▸ PROBLEM TO SOLVE
Search the material for the string "value", then return every line where it is found.

Dataset items:

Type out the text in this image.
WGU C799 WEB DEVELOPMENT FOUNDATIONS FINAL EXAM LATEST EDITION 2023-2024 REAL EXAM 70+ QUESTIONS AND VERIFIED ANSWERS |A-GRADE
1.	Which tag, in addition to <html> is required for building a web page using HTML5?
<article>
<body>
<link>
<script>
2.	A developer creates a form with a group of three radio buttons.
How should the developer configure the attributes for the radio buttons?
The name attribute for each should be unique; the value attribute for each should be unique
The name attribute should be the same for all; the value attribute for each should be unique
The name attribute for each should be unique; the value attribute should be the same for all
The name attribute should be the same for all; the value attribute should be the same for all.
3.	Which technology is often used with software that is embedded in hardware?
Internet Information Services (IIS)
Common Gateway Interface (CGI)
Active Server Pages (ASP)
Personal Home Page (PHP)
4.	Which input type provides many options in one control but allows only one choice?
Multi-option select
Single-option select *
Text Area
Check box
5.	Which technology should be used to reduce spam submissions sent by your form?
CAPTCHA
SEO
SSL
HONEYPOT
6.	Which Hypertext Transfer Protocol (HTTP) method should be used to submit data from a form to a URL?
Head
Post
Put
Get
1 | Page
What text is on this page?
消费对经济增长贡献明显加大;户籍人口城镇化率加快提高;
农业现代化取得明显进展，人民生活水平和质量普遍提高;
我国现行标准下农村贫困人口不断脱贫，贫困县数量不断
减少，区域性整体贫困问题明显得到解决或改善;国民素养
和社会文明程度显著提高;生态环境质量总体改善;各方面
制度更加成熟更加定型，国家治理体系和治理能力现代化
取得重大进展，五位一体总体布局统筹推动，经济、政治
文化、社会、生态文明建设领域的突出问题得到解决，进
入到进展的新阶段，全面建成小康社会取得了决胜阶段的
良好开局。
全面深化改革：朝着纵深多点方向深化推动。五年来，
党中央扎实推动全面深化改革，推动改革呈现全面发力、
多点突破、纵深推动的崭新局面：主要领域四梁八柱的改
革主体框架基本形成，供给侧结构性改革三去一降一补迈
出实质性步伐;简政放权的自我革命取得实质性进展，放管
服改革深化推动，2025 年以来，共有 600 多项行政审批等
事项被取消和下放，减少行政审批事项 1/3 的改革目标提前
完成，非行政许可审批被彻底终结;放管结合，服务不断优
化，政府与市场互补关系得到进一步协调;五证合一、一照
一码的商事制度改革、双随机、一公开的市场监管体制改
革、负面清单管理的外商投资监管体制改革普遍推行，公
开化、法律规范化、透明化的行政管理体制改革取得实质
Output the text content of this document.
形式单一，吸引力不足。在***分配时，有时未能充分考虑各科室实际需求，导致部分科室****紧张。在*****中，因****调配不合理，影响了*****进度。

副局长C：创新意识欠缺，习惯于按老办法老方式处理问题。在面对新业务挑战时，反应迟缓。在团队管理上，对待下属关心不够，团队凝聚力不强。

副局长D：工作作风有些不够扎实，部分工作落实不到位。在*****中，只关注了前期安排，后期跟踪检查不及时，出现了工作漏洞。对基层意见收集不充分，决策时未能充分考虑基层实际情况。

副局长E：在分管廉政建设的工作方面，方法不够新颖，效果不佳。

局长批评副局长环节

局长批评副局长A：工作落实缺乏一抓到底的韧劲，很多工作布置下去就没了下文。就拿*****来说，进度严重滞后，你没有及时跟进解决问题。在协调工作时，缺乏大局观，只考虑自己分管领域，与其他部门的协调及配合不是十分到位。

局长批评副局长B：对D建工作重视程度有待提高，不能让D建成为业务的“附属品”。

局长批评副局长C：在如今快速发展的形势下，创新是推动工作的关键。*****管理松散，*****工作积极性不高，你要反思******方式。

▸ WRITTEN ANSWER
The name attribute for each should be unique; the value attribute for each should be unique
The name attribute should be the same for all; the value attribute for each should be unique
The name attribute for each should be unique; the value attribute should be the same for all
The name attribute should be the same for all; the value attribute should be the same for all.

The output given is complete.